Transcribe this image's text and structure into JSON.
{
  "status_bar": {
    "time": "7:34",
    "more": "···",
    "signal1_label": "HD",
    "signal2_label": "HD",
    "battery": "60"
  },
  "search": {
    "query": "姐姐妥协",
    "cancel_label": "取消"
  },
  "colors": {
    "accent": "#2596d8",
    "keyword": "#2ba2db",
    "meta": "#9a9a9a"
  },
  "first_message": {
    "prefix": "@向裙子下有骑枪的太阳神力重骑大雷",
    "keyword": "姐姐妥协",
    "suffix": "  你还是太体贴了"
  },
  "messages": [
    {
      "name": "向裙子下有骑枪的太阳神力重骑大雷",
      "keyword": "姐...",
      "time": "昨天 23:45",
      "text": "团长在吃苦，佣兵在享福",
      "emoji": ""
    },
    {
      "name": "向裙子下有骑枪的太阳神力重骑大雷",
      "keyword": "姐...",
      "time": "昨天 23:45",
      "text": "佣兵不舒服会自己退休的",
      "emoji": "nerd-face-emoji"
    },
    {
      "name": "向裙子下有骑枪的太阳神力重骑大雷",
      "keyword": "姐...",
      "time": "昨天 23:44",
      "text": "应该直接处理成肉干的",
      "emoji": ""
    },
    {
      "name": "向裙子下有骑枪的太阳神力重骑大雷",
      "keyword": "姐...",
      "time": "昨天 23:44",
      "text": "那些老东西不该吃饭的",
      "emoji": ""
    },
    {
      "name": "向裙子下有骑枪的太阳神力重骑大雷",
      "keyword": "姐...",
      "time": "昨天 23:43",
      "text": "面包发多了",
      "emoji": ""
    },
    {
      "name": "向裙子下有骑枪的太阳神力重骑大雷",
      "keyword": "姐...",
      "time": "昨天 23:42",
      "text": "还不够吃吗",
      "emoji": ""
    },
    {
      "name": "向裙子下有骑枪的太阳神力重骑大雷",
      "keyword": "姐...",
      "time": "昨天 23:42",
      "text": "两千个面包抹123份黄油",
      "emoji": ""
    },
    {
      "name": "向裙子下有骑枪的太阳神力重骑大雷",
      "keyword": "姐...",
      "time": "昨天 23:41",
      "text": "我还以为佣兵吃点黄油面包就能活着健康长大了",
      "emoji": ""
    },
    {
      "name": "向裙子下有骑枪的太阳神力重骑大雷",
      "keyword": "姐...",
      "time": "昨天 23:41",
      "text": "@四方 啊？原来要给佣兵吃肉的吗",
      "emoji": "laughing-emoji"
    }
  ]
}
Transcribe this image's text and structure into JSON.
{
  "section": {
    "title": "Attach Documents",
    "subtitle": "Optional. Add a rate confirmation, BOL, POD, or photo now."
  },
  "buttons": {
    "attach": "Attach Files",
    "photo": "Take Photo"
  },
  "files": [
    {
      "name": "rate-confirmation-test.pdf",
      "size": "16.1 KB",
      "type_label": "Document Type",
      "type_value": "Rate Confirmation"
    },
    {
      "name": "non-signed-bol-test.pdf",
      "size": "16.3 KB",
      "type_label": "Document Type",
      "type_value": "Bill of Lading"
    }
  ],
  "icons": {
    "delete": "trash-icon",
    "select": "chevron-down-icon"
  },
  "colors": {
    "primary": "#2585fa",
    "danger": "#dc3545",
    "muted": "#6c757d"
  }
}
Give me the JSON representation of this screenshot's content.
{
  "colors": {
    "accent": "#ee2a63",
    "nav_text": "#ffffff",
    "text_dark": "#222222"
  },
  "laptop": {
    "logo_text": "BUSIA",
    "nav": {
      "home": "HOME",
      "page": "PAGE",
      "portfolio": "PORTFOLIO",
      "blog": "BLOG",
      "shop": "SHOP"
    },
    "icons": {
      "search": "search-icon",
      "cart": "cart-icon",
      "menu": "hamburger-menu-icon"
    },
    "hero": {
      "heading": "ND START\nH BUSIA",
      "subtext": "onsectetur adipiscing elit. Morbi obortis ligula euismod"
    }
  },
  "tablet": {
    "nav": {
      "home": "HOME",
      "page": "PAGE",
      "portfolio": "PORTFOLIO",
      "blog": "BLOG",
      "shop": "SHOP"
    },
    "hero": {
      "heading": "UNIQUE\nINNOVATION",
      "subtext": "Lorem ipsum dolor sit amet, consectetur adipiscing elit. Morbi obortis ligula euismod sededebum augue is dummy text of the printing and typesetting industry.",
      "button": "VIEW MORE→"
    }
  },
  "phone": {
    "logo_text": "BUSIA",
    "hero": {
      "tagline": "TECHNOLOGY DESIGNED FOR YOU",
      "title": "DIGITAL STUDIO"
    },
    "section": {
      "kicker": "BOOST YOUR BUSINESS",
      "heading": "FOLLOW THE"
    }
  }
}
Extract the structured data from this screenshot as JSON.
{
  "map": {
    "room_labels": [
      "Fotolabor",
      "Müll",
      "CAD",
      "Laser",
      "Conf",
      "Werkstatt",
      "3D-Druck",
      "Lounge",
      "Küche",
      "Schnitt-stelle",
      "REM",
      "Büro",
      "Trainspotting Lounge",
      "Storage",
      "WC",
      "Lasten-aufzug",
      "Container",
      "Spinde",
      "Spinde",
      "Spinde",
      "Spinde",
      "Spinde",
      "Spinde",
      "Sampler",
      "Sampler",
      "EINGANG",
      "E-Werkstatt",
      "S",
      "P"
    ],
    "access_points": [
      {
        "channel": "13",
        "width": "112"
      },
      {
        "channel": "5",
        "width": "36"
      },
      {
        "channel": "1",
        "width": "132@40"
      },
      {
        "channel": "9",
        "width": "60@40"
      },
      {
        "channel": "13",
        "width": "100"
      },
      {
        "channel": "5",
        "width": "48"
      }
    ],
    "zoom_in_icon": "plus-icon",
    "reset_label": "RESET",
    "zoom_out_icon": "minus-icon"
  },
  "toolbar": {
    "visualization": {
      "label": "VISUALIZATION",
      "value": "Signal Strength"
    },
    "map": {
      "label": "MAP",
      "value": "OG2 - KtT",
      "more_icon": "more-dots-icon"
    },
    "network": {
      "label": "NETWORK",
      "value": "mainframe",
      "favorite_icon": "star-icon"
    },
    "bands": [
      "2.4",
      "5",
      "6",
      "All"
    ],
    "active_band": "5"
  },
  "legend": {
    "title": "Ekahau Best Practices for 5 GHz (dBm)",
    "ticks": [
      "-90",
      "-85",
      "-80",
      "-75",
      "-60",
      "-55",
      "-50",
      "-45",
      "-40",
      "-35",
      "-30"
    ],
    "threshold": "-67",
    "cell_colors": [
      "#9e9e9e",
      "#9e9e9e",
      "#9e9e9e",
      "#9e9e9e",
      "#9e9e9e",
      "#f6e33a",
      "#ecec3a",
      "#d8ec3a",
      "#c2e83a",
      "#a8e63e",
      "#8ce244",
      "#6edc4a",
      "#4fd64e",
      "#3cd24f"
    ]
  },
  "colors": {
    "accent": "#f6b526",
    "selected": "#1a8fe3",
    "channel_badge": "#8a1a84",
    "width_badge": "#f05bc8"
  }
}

**TASK BRIEF**
Copy out all of the lines above exactly.

**WRITTEN ANSWER**
Transcribe this image's text and structure into JSON.
{
  "status_bar": {
    "time": "7:34",
    "more": "···",
    "signal1_label": "HD",
    "signal2_label": "HD",
    "battery": "60"
  },
  "search": {
    "query": "姐姐妥协",
    "cancel_label": "取消"
  },
  "colors": {
    "accent": "#2596d8",
    "keyword": "#2ba2db",
    "meta": "#9a9a9a"
  },
  "first_message": {
    "prefix": "@向裙子下有骑枪的太阳神力重骑大雷",
    "keyword": "姐姐妥协",
    "suffix": "  你还是太体贴了"
  },
  "messages": [
    {
      "name": "向裙子下有骑枪的太阳神力重骑大雷",
      "keyword": "姐...",
      "time": "昨天 23:45",
      "text": "团长在吃苦，佣兵在享福",
      "emoji": ""
    },
    {
      "name": "向裙子下有骑枪的太阳神力重骑大雷",
      "keyword": "姐...",
      "time": "昨天 23:45",
      "text": "佣兵不舒服会自己退休的",
      "emoji": "nerd-face-emoji"
    },
    {
      "name": "向裙子下有骑枪的太阳神力重骑大雷",
      "keyword": "姐...",
      "time": "昨天 23:44",
      "text": "应该直接处理成肉干的",
      "emoji": ""
    },
    {
      "name": "向裙子下有骑枪的太阳神力重骑大雷",
      "keyword": "姐...",
      "time": "昨天 23:44",
      "text": "那些老东西不该吃饭的",
      "emoji": ""
    },
    {
      "name": "向裙子下有骑枪的太阳神力重骑大雷",
      "keyword": "姐...",
      "time": "昨天 23:43",
      "text": "面包发多了",
      "emoji": ""
    },
    {
      "name": "向裙子下有骑枪的太阳神力重骑大雷",
      "keyword": "姐...",
      "time": "昨天 23:42",
      "text": "还不够吃吗",
      "emoji": ""
    },
    {
      "name": "向裙子下有骑枪的太阳神力重骑大雷",
      "keyword": "姐...",
      "time": "昨天 23:42",
      "text": "两千个面包抹123份黄油",
      "emoji": ""
    },
    {
      "name": "向裙子下有骑枪的太阳神力重骑大雷",
      "keyword": "姐...",
      "time": "昨天 23:41",
      "text": "我还以为佣兵吃点黄油面包就能活着健康长大了",
      "emoji": ""
    },
    {
      "name": "向裙子下有骑枪的太阳神力重骑大雷",
      "keyword": "姐...",
      "time": "昨天 23:41",
      "text": "@四方 啊？原来要给佣兵吃肉的吗",
      "emoji": "laughing-emoji"
    }
  ]
}
Transcribe this image's text and structure into JSON.
{
  "section": {
    "title": "Attach Documents",
    "subtitle": "Optional. Add a rate confirmation, BOL, POD, or photo now."
  },
  "buttons": {
    "attach": "Attach Files",
    "photo": "Take Photo"
  },
  "files": [
    {
      "name": "rate-confirmation-test.pdf",
      "size": "16.1 KB",
      "type_label": "Document Type",
      "type_value": "Rate Confirmation"
    },
    {
      "name": "non-signed-bol-test.pdf",
      "size": "16.3 KB",
      "type_label": "Document Type",
      "type_value": "Bill of Lading"
    }
  ],
  "icons": {
    "delete": "trash-icon",
    "select": "chevron-down-icon"
  },
  "colors": {
    "primary": "#2585fa",
    "danger": "#dc3545",
    "muted": "#6c757d"
  }
}
Give me the JSON representation of this screenshot's content.
{
  "colors": {
    "accent": "#ee2a63",
    "nav_text": "#ffffff",
    "text_dark": "#222222"
  },
  "laptop": {
    "logo_text": "BUSIA",
    "nav": {
      "home": "HOME",
      "page": "PAGE",
      "portfolio": "PORTFOLIO",
      "blog": "BLOG",
      "shop": "SHOP"
    },
    "icons": {
      "search": "search-icon",
      "cart": "cart-icon",
      "menu": "hamburger-menu-icon"
    },
    "hero": {
      "heading": "ND START\nH BUSIA",
      "subtext": "onsectetur adipiscing elit. Morbi obortis ligula euismod"
    }
  },
  "tablet": {
    "nav": {
      "home": "HOME",
      "page": "PAGE",
      "portfolio": "PORTFOLIO",
      "blog": "BLOG",
      "shop": "SHOP"
    },
    "hero": {
      "heading": "UNIQUE\nINNOVATION",
      "subtext": "Lorem ipsum dolor sit amet, consectetur adipiscing elit. Morbi obortis ligula euismod sededebum augue is dummy text of the printing and typesetting industry.",
      "button": "VIEW MORE→"
    }
  },
  "phone": {
    "logo_text": "BUSIA",
    "hero": {
      "tagline": "TECHNOLOGY DESIGNED FOR YOU",
      "title": "DIGITAL STUDIO"
    },
    "section": {
      "kicker": "BOOST YOUR BUSINESS",
      "heading": "FOLLOW THE"
    }
  }
}
Extract the structured data from this screenshot as JSON.
{
  "map": {
    "room_labels": [
      "Fotolabor",
      "Müll",
      "CAD",
      "Laser",
      "Conf",
      "Werkstatt",
      "3D-Druck",
      "Lounge",
      "Küche",
      "Schnitt-stelle",
      "REM",
      "Büro",
      "Trainspotting Lounge",
      "Storage",
      "WC",
      "Lasten-aufzug",
      "Container",
      "Spinde",
      "Spinde",
      "Spinde",
      "Spinde",
      "Spinde",
      "Spinde",
      "Sampler",
      "Sampler",
      "EINGANG",
      "E-Werkstatt",
      "S",
      "P"
    ],
    "access_points": [
      {
        "channel": "13",
        "width": "112"
      },
      {
        "channel": "5",
        "width": "36"
      },
      {
        "channel": "1",
        "width": "132@40"
      },
      {
        "channel": "9",
        "width": "60@40"
      },
      {
        "channel": "13",
        "width": "100"
      },
      {
        "channel": "5",
        "width": "48"
      }
    ],
    "zoom_in_icon": "plus-icon",
    "reset_label": "RESET",
    "zoom_out_icon": "minus-icon"
  },
  "toolbar": {
    "visualization": {
      "label": "VISUALIZATION",
      "value": "Signal Strength"
    },
    "map": {
      "label": "MAP",
      "value": "OG2 - KtT",
      "more_icon": "more-dots-icon"
    },
    "network": {
      "label": "NETWORK",
      "value": "mainframe",
      "favorite_icon": "star-icon"
    },
    "bands": [
      "2.4",
      "5",
      "6",
      "All"
    ],
    "active_band": "5"
  },
  "legend": {
    "title": "Ekahau Best Practices for 5 GHz (dBm)",
    "ticks": [
      "-90",
      "-85",
      "-80",
      "-75",
      "-60",
      "-55",
      "-50",
      "-45",
      "-40",
      "-35",
      "-30"
    ],
    "threshold": "-67",
    "cell_colors": [
      "#9e9e9e",
      "#9e9e9e",
      "#9e9e9e",
      "#9e9e9e",
      "#9e9e9e",
      "#f6e33a",
      "#ecec3a",
      "#d8ec3a",
      "#c2e83a",
      "#a8e63e",
      "#8ce244",
      "#6edc4a",
      "#4fd64e",
      "#3cd24f"
    ]
  },
  "colors": {
    "accent": "#f6b526",
    "selected": "#1a8fe3",
    "channel_badge": "#8a1a84",
    "width_badge": "#f05bc8"
  }
}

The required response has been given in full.